## PROBLEM
Your task is to count the lines of the entries below that include the word "krugmann" and to give only the resulting number.
==== RECORDS FOR THIS EXERCISE ====
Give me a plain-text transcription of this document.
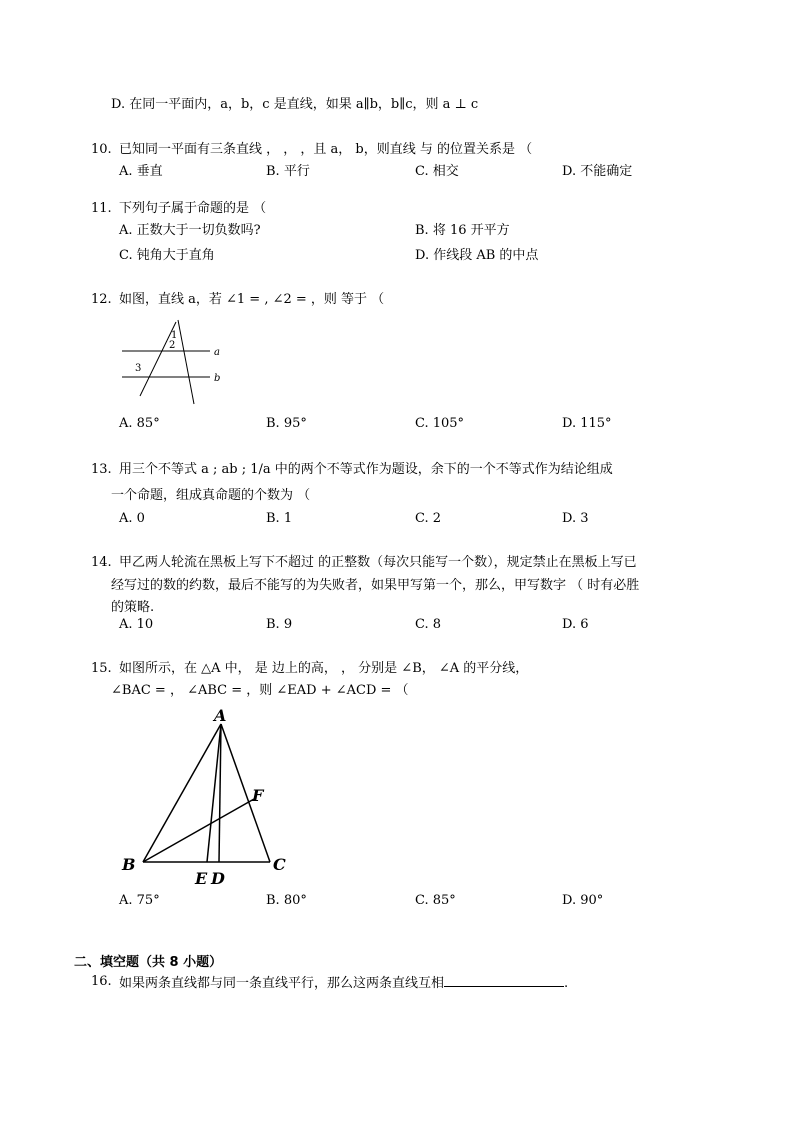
D. 在同一平面内，a，b，c 是直线，如果 a∥b，b∥c，则 a ⊥ c
10. 已知同一平面有三条直线 ， ， ，且 a， b，则直线 与 的位置关系是 （
A. 垂直	B. 平行	C. 相交	D. 不能确定
11. 下列句子属于命题的是 （
A. 正数大于一切负数吗?	B. 将 16 开平方
C. 钝角大于直角	D. 作线段 AB 的中点
12. 如图，直线 a，若 ∠1 = , ∠2 = ，则 等于 （
1
2
3
a
b
A. 85°	B. 95°	C. 105°	D. 115°
13. 用三个不等式 a ; ab ; 1/a 中的两个不等式作为题设，余下的一个不等式作为结论组成
一个命题，组成真命题的个数为 （
A. 0	B. 1	C. 2	D. 3
14. 甲乙两人轮流在黑板上写下不超过 的正整数（每次只能写一个数），规定禁止在黑板上写已
经写过的数的约数，最后不能写的为失败者，如果甲写第一个，那么，甲写数字 （ 时有必胜
的策略.
A. 10	B. 9	C. 8	D. 6
15. 如图所示，在 △A 中， 是 边上的高， ， 分别是 ∠B， ∠A 的平分线，
∠BAC = ， ∠ABC = ，则 ∠EAD + ∠ACD = （
A
B	C
E D
F
A. 75°	B. 80°	C. 85°	D. 90°
二、填空题（共 8 小题）
16. 如果两条直线都与同一条直线平行，那么这两条直线互相	.
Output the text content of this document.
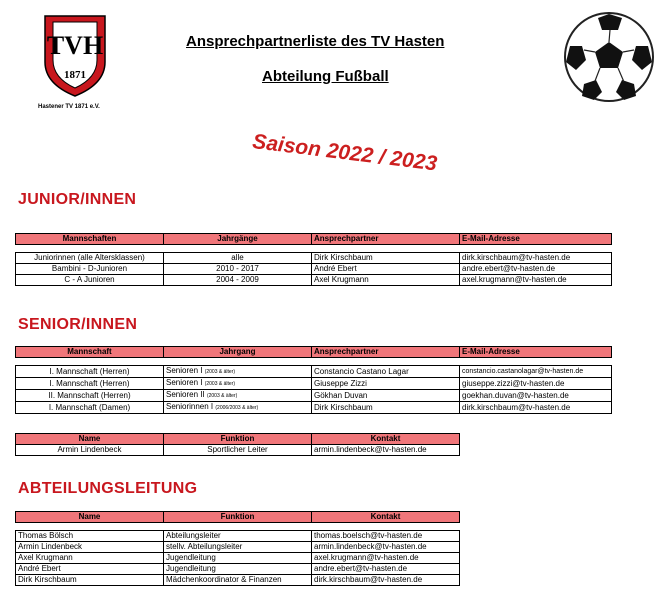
TVH
1871
Hastener TV 1871 e.V.
Ansprechpartnerliste des TV Hasten
Abteilung Fußball
Saison 2022 / 2023
JUNIOR/INNEN
Mannschaften	Jahrgänge	Ansprechpartner	E-Mail-Adresse

Juniorinnen (alle Altersklassen)	alle	Dirk Kirschbaum	dirk.kirschbaum@tv-hasten.de
Bambini - D-Junioren	2010 - 2017	André Ebert	andre.ebert@tv-hasten.de
C - A Junioren	2004 - 2009	Axel Krugmann	axel.krugmann@tv-hasten.de
SENIOR/INNEN
Mannschaft	Jahrgang	Ansprechpartner	E-Mail-Adresse

I. Mannschaft (Herren)	Senioren I (2003 & älter)	Constancio Castano Lagar	constancio.castanolagar@tv-hasten.de
I. Mannschaft (Herren)	Senioren I (2003 & älter)	Giuseppe Zizzi	giuseppe.zizzi@tv-hasten.de
II. Mannschaft (Herren)	Senioren II (2003 & älter)	Gökhan Duvan	goekhan.duvan@tv-hasten.de
I. Mannschaft (Damen)	Seniorinnen I (2006/2003 & älter)	Dirk Kirschbaum	dirk.kirschbaum@tv-hasten.de
Name	Funktion	Kontakt
Armin Lindenbeck	Sportlicher Leiter	armin.lindenbeck@tv-hasten.de
ABTEILUNGSLEITUNG
Name	Funktion	Kontakt

Thomas Bölsch	Abteilungsleiter	thomas.boelsch@tv-hasten.de
Armin Lindenbeck	stellv. Abteilungsleiter	armin.lindenbeck@tv-hasten.de
Axel Krugmann	Jugendleitung	axel.krugmann@tv-hasten.de
André Ebert	Jugendleitung	andre.ebert@tv-hasten.de
Dirk Kirschbaum	Mädchenkoordinator & Finanzen	dirk.kirschbaum@tv-hasten.de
====
## ANSWER TO THIS EXERCISE
2